● **Required work**:
Copy out every record below exactly as written, but leave out any pictures.

● **Records for this exercise**:

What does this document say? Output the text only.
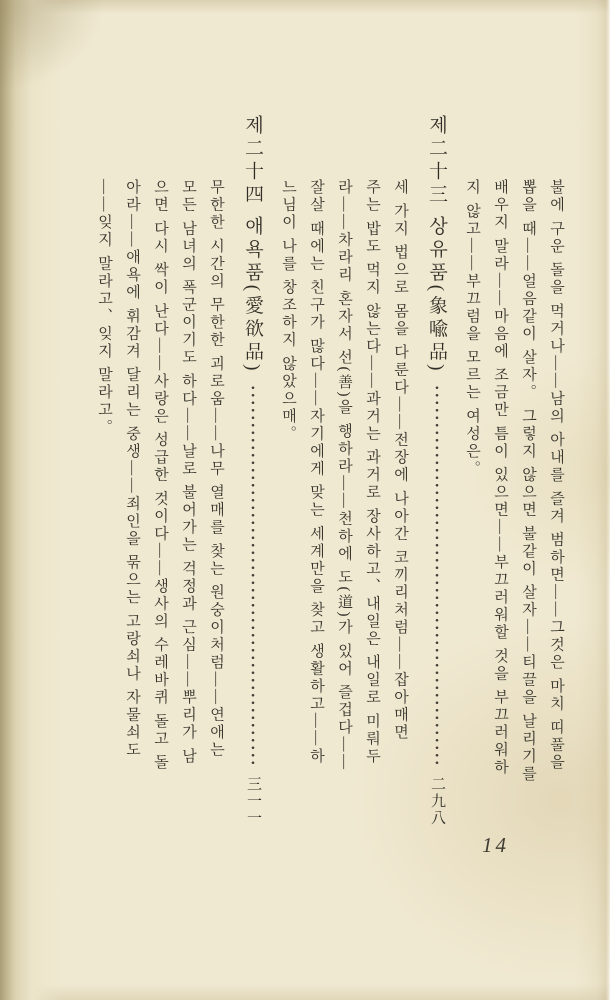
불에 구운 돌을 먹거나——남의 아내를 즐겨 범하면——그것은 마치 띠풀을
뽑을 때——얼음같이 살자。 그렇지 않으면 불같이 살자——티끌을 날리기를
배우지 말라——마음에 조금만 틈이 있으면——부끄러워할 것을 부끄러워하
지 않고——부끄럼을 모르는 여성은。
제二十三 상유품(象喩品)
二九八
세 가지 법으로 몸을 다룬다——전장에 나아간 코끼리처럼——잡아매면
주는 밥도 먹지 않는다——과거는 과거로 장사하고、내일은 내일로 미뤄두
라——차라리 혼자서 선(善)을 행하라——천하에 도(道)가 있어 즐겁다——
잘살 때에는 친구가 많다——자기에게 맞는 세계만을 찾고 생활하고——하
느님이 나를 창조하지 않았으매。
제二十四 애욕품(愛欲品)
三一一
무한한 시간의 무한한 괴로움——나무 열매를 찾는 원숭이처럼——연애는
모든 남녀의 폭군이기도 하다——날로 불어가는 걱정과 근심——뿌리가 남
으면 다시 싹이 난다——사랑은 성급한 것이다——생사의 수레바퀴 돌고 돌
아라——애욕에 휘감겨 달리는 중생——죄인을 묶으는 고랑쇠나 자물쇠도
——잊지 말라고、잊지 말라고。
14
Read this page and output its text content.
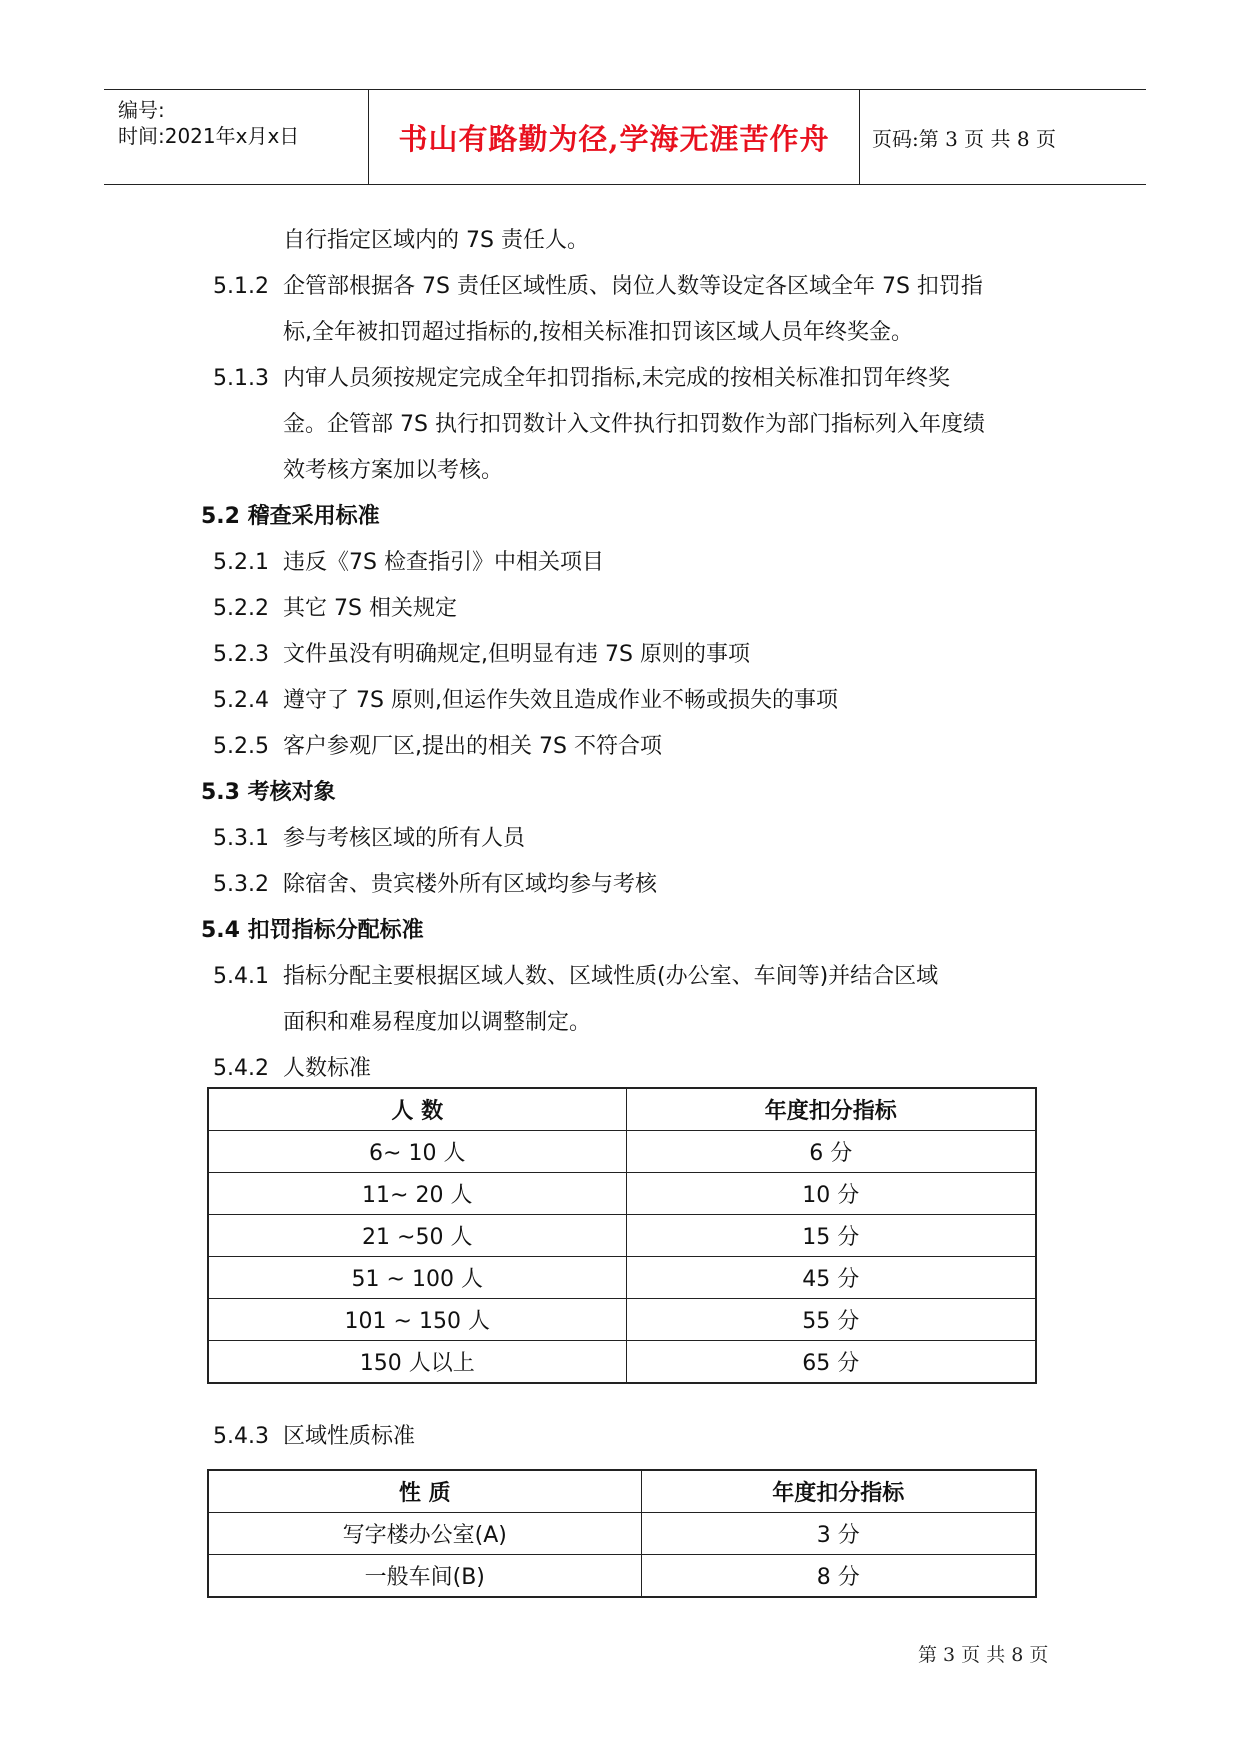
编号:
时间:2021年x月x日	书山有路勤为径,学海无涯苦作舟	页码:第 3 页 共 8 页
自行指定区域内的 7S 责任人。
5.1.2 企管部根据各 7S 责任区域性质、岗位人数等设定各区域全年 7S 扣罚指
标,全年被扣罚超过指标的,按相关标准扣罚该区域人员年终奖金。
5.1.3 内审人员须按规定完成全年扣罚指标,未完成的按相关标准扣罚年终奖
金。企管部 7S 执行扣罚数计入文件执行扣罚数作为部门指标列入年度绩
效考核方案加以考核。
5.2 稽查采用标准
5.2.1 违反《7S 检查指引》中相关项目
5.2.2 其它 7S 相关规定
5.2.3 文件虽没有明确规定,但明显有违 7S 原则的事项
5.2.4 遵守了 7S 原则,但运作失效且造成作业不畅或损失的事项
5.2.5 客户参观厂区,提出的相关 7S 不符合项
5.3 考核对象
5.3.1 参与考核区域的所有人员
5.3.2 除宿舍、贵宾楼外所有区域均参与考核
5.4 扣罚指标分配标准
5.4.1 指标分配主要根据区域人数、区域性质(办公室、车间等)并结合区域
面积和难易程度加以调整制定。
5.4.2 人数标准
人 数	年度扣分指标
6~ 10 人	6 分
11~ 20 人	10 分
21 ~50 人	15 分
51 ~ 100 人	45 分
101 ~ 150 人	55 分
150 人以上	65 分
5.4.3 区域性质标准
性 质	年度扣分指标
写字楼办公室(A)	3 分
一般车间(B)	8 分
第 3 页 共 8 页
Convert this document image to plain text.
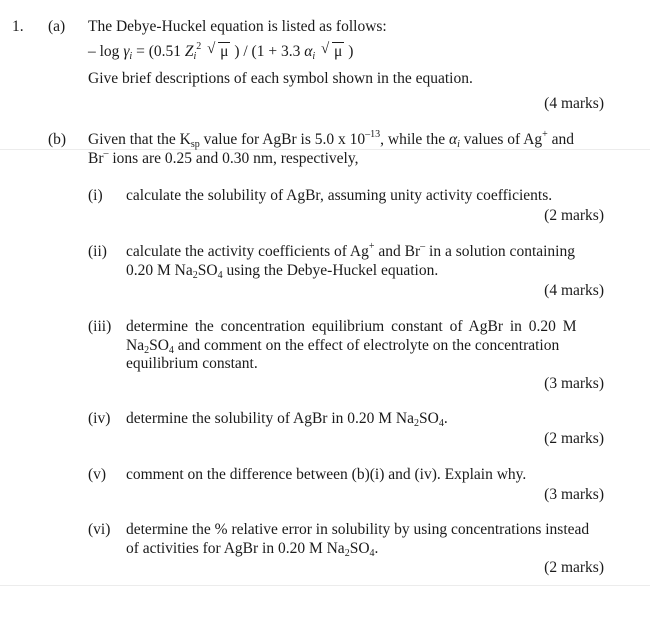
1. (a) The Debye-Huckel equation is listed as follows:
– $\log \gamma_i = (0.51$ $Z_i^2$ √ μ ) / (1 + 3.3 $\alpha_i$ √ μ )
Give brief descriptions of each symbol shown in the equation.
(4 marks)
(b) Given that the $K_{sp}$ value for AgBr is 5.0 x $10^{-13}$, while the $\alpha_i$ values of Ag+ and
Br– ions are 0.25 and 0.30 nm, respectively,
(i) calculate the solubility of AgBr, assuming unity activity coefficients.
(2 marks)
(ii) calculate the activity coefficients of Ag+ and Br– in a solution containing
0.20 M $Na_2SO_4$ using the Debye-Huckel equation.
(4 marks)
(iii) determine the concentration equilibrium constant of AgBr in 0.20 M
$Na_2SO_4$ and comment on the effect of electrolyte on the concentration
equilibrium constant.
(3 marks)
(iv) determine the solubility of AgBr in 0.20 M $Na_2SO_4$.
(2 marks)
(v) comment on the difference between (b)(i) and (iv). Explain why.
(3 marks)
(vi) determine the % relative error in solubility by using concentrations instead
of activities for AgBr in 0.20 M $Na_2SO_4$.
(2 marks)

● **Solution to the exercise**:
What does this document say? Output the text only.
불에 구운 돌을 먹거나——남의 아내를 즐겨 범하면——그것은 마치 띠풀을
뽑을 때——얼음같이 살자。 그렇지 않으면 불같이 살자——티끌을 날리기를
배우지 말라——마음에 조금만 틈이 있으면——부끄러워할 것을 부끄러워하
지 않고——부끄럼을 모르는 여성은。
제二十三 상유품(象喩品)
二九八
세 가지 법으로 몸을 다룬다——전장에 나아간 코끼리처럼——잡아매면
주는 밥도 먹지 않는다——과거는 과거로 장사하고、내일은 내일로 미뤄두
라——차라리 혼자서 선(善)을 행하라——천하에 도(道)가 있어 즐겁다——
잘살 때에는 친구가 많다——자기에게 맞는 세계만을 찾고 생활하고——하
느님이 나를 창조하지 않았으매。
제二十四 애욕품(愛欲品)
三一一
무한한 시간의 무한한 괴로움——나무 열매를 찾는 원숭이처럼——연애는
모든 남녀의 폭군이기도 하다——날로 불어가는 걱정과 근심——뿌리가 남
으면 다시 싹이 난다——사랑은 성급한 것이다——생사의 수레바퀴 돌고 돌
아라——애욕에 휘감겨 달리는 중생——죄인을 묶으는 고랑쇠나 자물쇠도
——잊지 말라고、잊지 말라고。
14
Read this page and output its text content.
编号:
时间:2021年x月x日	书山有路勤为径,学海无涯苦作舟	页码:第 3 页 共 8 页
自行指定区域内的 7S 责任人。
5.1.2 企管部根据各 7S 责任区域性质、岗位人数等设定各区域全年 7S 扣罚指
标,全年被扣罚超过指标的,按相关标准扣罚该区域人员年终奖金。
5.1.3 内审人员须按规定完成全年扣罚指标,未完成的按相关标准扣罚年终奖
金。企管部 7S 执行扣罚数计入文件执行扣罚数作为部门指标列入年度绩
效考核方案加以考核。
5.2 稽查采用标准
5.2.1 违反《7S 检查指引》中相关项目
5.2.2 其它 7S 相关规定
5.2.3 文件虽没有明确规定,但明显有违 7S 原则的事项
5.2.4 遵守了 7S 原则,但运作失效且造成作业不畅或损失的事项
5.2.5 客户参观厂区,提出的相关 7S 不符合项
5.3 考核对象
5.3.1 参与考核区域的所有人员
5.3.2 除宿舍、贵宾楼外所有区域均参与考核
5.4 扣罚指标分配标准
5.4.1 指标分配主要根据区域人数、区域性质(办公室、车间等)并结合区域
面积和难易程度加以调整制定。
5.4.2 人数标准
人 数	年度扣分指标
6~ 10 人	6 分
11~ 20 人	10 分
21 ~50 人	15 分
51 ~ 100 人	45 分
101 ~ 150 人	55 分
150 人以上	65 分
5.4.3 区域性质标准
性 质	年度扣分指标
写字楼办公室(A)	3 分
一般车间(B)	8 分
第 3 页 共 8 页
Convert this document image to plain text.
1. (a) The Debye-Huckel equation is listed as follows:
– $\log \gamma_i = (0.51$ $Z_i^2$ √ μ ) / (1 + 3.3 $\alpha_i$ √ μ )
Give brief descriptions of each symbol shown in the equation.
(4 marks)
(b) Given that the $K_{sp}$ value for AgBr is 5.0 x $10^{-13}$, while the $\alpha_i$ values of Ag+ and
Br– ions are 0.25 and 0.30 nm, respectively,
(i) calculate the solubility of AgBr, assuming unity activity coefficients.
(2 marks)
(ii) calculate the activity coefficients of Ag+ and Br– in a solution containing
0.20 M $Na_2SO_4$ using the Debye-Huckel equation.
(4 marks)
(iii) determine the concentration equilibrium constant of AgBr in 0.20 M
$Na_2SO_4$ and comment on the effect of electrolyte on the concentration
equilibrium constant.
(3 marks)
(iv) determine the solubility of AgBr in 0.20 M $Na_2SO_4$.
(2 marks)
(v) comment on the difference between (b)(i) and (iv). Explain why.
(3 marks)
(vi) determine the % relative error in solubility by using concentrations instead
of activities for AgBr in 0.20 M $Na_2SO_4$.
(2 marks)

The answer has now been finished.